*Exercise directions*. Pull out every line containing the string "time".

Source records
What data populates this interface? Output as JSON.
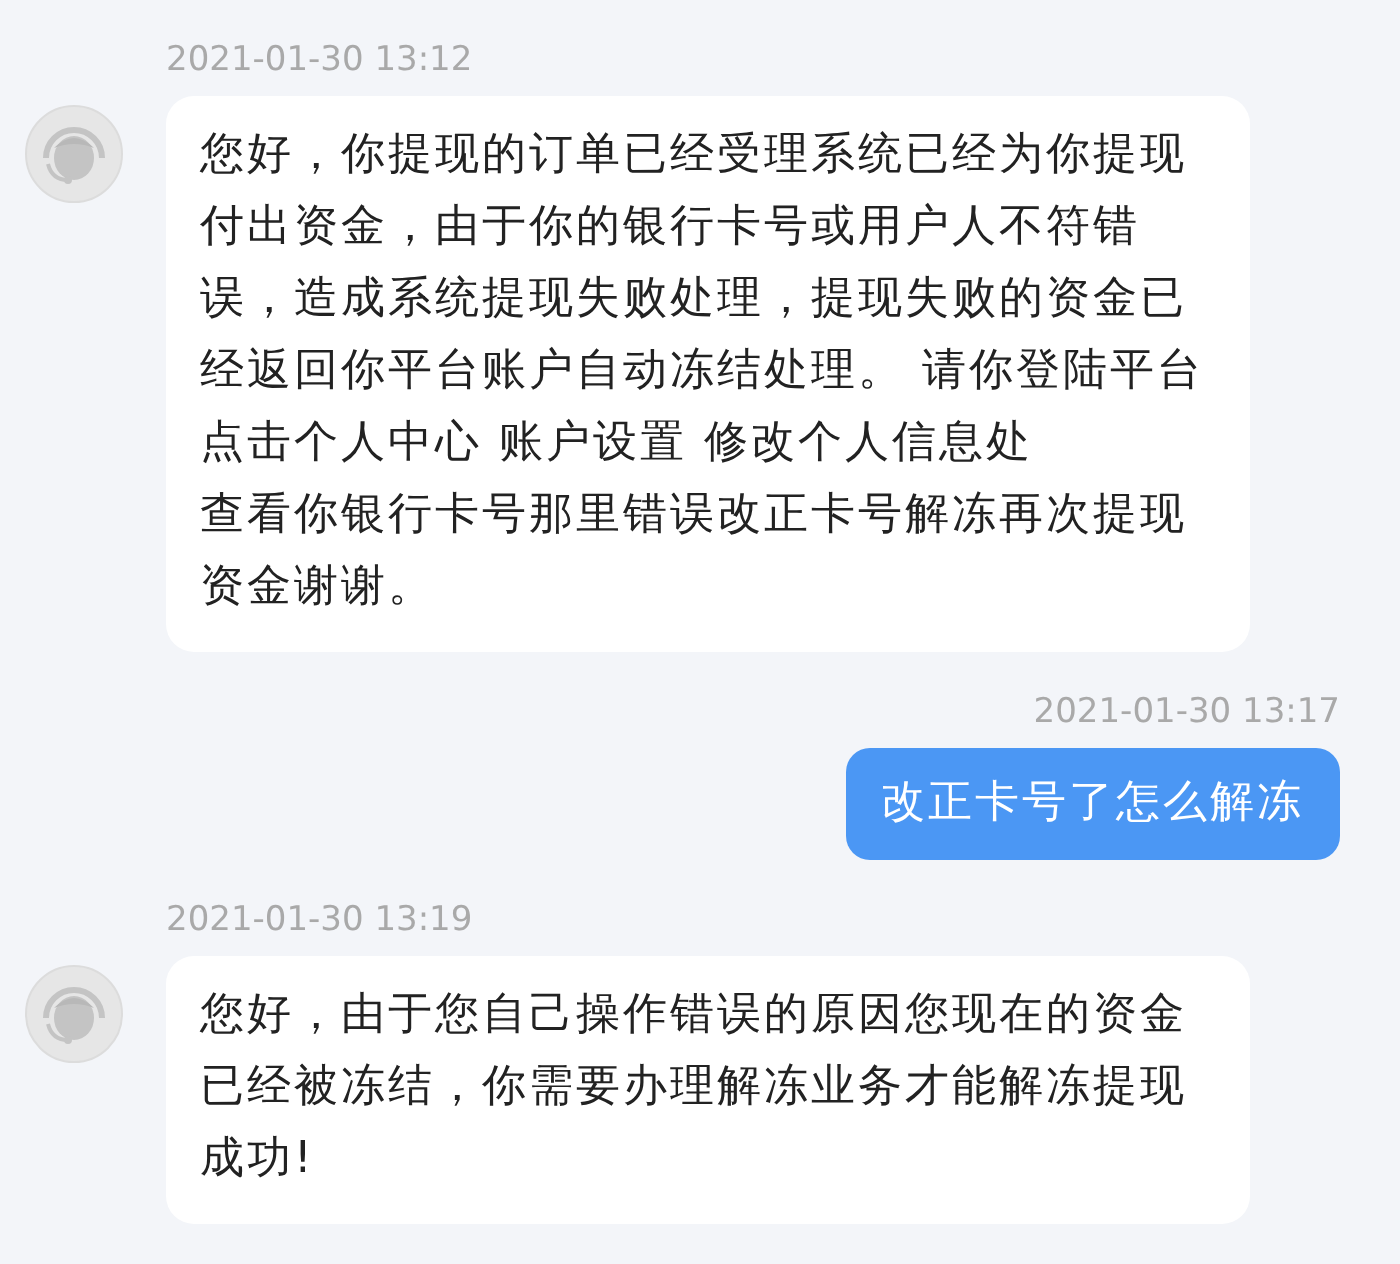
{
  "messages": [
    {
      "kind": "received",
      "time": "2021-01-30 13:12",
      "paragraphs": [
        "您好，你提现的订单已经受理系统已经为你提现付出资金，由于你的银行卡号或用户人不符错误，造成系统提现失败处理，提现失败的资金已经返回你平台账户自动冻结处理。 请你登陆平台点击个人中心 账户设置 修改个人信息处",
        "查看你银行卡号那里错误改正卡号解冻再次提现资金谢谢。"
      ]
    },
    {
      "kind": "sent",
      "time": "2021-01-30 13:17",
      "paragraphs": [
        "改正卡号了怎么解冻"
      ]
    },
    {
      "kind": "received",
      "time": "2021-01-30 13:19",
      "paragraphs": [
        "您好，由于您自己操作错误的原因您现在的资金已经被冻结，你需要办理解冻业务才能解冻提现成功!"
      ]
    }
  ]
}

*Task response*.
      "time": "2021-01-30 13:12",
      "time": "2021-01-30 13:17",
      "time": "2021-01-30 13:19",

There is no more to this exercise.